> **WHAT IS REQUIRED**
Copy out the items below line for line, with no changes.

> **Stored data**
• • • •
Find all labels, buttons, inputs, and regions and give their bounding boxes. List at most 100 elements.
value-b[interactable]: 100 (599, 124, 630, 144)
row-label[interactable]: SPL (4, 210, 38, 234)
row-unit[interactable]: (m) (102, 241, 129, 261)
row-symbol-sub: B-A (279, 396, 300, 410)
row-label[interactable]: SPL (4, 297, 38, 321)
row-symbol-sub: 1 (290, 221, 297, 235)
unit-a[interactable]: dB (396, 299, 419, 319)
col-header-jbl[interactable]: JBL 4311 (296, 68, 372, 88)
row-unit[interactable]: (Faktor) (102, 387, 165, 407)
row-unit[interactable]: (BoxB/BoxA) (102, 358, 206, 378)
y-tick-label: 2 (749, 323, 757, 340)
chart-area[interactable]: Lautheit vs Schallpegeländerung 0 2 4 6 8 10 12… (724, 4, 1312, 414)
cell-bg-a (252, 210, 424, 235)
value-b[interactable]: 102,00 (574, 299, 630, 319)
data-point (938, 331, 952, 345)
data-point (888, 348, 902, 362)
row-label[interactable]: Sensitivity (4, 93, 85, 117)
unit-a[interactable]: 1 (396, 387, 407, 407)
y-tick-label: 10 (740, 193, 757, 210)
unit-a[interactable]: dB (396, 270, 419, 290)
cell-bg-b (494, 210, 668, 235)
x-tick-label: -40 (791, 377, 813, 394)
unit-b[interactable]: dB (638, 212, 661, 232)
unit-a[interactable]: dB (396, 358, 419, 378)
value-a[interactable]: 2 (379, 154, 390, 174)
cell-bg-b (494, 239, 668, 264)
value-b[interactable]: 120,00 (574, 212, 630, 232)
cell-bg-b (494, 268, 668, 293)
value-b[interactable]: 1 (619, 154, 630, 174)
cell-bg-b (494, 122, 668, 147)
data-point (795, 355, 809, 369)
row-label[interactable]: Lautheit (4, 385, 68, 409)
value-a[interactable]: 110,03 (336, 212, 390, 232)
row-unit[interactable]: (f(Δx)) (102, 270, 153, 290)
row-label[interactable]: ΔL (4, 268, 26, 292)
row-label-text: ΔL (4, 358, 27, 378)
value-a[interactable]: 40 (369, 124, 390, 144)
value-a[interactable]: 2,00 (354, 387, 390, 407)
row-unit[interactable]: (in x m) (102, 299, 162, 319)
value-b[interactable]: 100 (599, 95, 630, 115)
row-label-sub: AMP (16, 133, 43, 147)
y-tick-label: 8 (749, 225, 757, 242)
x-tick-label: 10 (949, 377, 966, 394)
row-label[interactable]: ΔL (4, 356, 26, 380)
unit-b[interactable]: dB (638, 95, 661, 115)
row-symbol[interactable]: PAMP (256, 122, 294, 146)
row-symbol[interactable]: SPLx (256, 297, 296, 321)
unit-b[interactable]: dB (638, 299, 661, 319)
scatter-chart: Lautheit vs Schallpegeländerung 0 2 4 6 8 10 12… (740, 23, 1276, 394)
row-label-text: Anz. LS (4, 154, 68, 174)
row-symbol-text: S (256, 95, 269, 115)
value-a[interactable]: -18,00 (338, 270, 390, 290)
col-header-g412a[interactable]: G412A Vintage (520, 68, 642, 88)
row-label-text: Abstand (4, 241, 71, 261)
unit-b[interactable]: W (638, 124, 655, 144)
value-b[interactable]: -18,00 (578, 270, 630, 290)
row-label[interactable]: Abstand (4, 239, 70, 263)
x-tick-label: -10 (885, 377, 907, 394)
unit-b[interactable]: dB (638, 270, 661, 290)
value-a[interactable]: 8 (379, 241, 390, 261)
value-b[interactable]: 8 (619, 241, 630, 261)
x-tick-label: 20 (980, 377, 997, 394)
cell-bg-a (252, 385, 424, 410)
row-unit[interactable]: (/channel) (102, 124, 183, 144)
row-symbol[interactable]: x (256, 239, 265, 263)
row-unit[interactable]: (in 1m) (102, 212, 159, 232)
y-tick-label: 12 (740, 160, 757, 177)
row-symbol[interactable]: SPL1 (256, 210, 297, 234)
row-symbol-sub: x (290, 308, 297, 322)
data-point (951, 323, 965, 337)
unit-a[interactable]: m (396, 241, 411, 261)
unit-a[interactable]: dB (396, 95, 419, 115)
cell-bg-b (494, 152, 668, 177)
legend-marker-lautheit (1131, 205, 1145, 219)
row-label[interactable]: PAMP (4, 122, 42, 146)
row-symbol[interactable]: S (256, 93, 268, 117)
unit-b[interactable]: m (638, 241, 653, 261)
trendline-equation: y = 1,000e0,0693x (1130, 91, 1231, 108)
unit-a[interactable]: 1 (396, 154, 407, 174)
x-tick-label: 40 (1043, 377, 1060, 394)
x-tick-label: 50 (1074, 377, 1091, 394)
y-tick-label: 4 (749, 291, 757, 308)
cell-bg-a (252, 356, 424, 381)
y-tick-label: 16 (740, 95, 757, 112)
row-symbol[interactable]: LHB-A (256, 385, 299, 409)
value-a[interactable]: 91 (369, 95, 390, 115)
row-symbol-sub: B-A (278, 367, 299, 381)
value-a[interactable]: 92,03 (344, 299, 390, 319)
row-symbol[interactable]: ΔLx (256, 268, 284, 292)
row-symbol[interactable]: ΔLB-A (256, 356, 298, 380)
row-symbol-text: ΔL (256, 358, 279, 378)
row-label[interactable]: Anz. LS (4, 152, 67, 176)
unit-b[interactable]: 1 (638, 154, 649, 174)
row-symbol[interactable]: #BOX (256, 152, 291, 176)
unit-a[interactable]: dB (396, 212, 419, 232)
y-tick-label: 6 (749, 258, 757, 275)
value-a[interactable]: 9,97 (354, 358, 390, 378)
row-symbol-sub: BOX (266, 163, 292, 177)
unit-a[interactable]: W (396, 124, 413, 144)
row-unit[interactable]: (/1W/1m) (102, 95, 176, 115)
• • • •
> **SOLUTION FOR THIS PROBLEM**
Find all labels, buttons, inputs, and regions and give their bounding boxes. List at most 100 elements.
value-b[interactable]: 100 (599, 124, 630, 144)
row-label[interactable]: SPL (4, 210, 38, 234)
row-unit[interactable]: (m) (102, 241, 129, 261)
row-symbol-sub: B-A (279, 396, 300, 410)
row-label[interactable]: SPL (4, 297, 38, 321)
row-symbol-sub: 1 (290, 221, 297, 235)
unit-a[interactable]: dB (396, 299, 419, 319)
col-header-jbl[interactable]: JBL 4311 (296, 68, 372, 88)
row-unit[interactable]: (Faktor) (102, 387, 165, 407)
row-unit[interactable]: (BoxB/BoxA) (102, 358, 206, 378)
y-tick-label: 2 (749, 323, 757, 340)
chart-area[interactable]: Lautheit vs Schallpegeländerung 0 2 4 6 8 10 12… (724, 4, 1312, 414)
cell-bg-a (252, 210, 424, 235)
value-b[interactable]: 102,00 (574, 299, 630, 319)
data-point (938, 331, 952, 345)
data-point (888, 348, 902, 362)
row-label[interactable]: Sensitivity (4, 93, 85, 117)
unit-a[interactable]: 1 (396, 387, 407, 407)
y-tick-label: 10 (740, 193, 757, 210)
unit-a[interactable]: dB (396, 270, 419, 290)
cell-bg-b (494, 210, 668, 235)
x-tick-label: -40 (791, 377, 813, 394)
unit-b[interactable]: dB (638, 212, 661, 232)
unit-a[interactable]: dB (396, 358, 419, 378)
value-a[interactable]: 2 (379, 154, 390, 174)
cell-bg-b (494, 239, 668, 264)
value-b[interactable]: 120,00 (574, 212, 630, 232)
cell-bg-b (494, 268, 668, 293)
value-b[interactable]: 1 (619, 154, 630, 174)
cell-bg-b (494, 122, 668, 147)
data-point (795, 355, 809, 369)
row-label[interactable]: Lautheit (4, 385, 68, 409)
value-a[interactable]: 110,03 (336, 212, 390, 232)
row-unit[interactable]: (f(Δx)) (102, 270, 153, 290)
row-label[interactable]: ΔL (4, 268, 26, 292)
row-label-text: ΔL (4, 358, 27, 378)
value-a[interactable]: 40 (369, 124, 390, 144)
value-a[interactable]: 2,00 (354, 387, 390, 407)
row-unit[interactable]: (in x m) (102, 299, 162, 319)
value-b[interactable]: 100 (599, 95, 630, 115)
row-label-sub: AMP (16, 133, 43, 147)
y-tick-label: 8 (749, 225, 757, 242)
x-tick-label: 10 (949, 377, 966, 394)
row-label[interactable]: ΔL (4, 356, 26, 380)
unit-b[interactable]: dB (638, 95, 661, 115)
row-symbol[interactable]: PAMP (256, 122, 294, 146)
row-symbol[interactable]: SPLx (256, 297, 296, 321)
unit-b[interactable]: dB (638, 299, 661, 319)
scatter-chart: Lautheit vs Schallpegeländerung 0 2 4 6 8 10 12… (740, 23, 1276, 394)
row-label-text: Anz. LS (4, 154, 68, 174)
row-symbol-text: S (256, 95, 269, 115)
value-a[interactable]: -18,00 (338, 270, 390, 290)
col-header-g412a[interactable]: G412A Vintage (520, 68, 642, 88)
row-label-text: Abstand (4, 241, 71, 261)
unit-b[interactable]: W (638, 124, 655, 144)
value-b[interactable]: -18,00 (578, 270, 630, 290)
row-label[interactable]: Abstand (4, 239, 70, 263)
x-tick-label: -10 (885, 377, 907, 394)
unit-b[interactable]: dB (638, 270, 661, 290)
value-a[interactable]: 8 (379, 241, 390, 261)
value-b[interactable]: 8 (619, 241, 630, 261)
x-tick-label: 20 (980, 377, 997, 394)
cell-bg-a (252, 385, 424, 410)
row-unit[interactable]: (/channel) (102, 124, 183, 144)
row-symbol[interactable]: x (256, 239, 265, 263)
row-unit[interactable]: (in 1m) (102, 212, 159, 232)
y-tick-label: 12 (740, 160, 757, 177)
row-symbol[interactable]: SPL1 (256, 210, 297, 234)
row-symbol-sub: x (290, 308, 297, 322)
data-point (951, 323, 965, 337)
unit-a[interactable]: m (396, 241, 411, 261)
unit-a[interactable]: dB (396, 95, 419, 115)
cell-bg-b (494, 152, 668, 177)
legend-marker-lautheit (1131, 205, 1145, 219)
row-label[interactable]: PAMP (4, 122, 42, 146)
row-symbol[interactable]: S (256, 93, 268, 117)
unit-b[interactable]: m (638, 241, 653, 261)
trendline-equation: y = 1,000e0,0693x (1130, 91, 1231, 108)
unit-a[interactable]: 1 (396, 154, 407, 174)
x-tick-label: 40 (1043, 377, 1060, 394)
x-tick-label: 50 (1074, 377, 1091, 394)
y-tick-label: 4 (749, 291, 757, 308)
cell-bg-a (252, 356, 424, 381)
y-tick-label: 16 (740, 95, 757, 112)
row-symbol[interactable]: LHB-A (256, 385, 299, 409)
value-a[interactable]: 91 (369, 95, 390, 115)
row-symbol-sub: B-A (278, 367, 299, 381)
value-a[interactable]: 92,03 (344, 299, 390, 319)
row-symbol[interactable]: ΔLx (256, 268, 284, 292)
row-symbol[interactable]: ΔLB-A (256, 356, 298, 380)
row-symbol-text: ΔL (256, 358, 279, 378)
row-label[interactable]: Anz. LS (4, 152, 67, 176)
unit-b[interactable]: 1 (638, 154, 649, 174)
row-symbol[interactable]: #BOX (256, 152, 291, 176)
unit-a[interactable]: dB (396, 212, 419, 232)
y-tick-label: 6 (749, 258, 757, 275)
value-a[interactable]: 9,97 (354, 358, 390, 378)
row-symbol-sub: BOX (266, 163, 292, 177)
unit-a[interactable]: W (396, 124, 413, 144)
row-unit[interactable]: (/1W/1m) (102, 95, 176, 115)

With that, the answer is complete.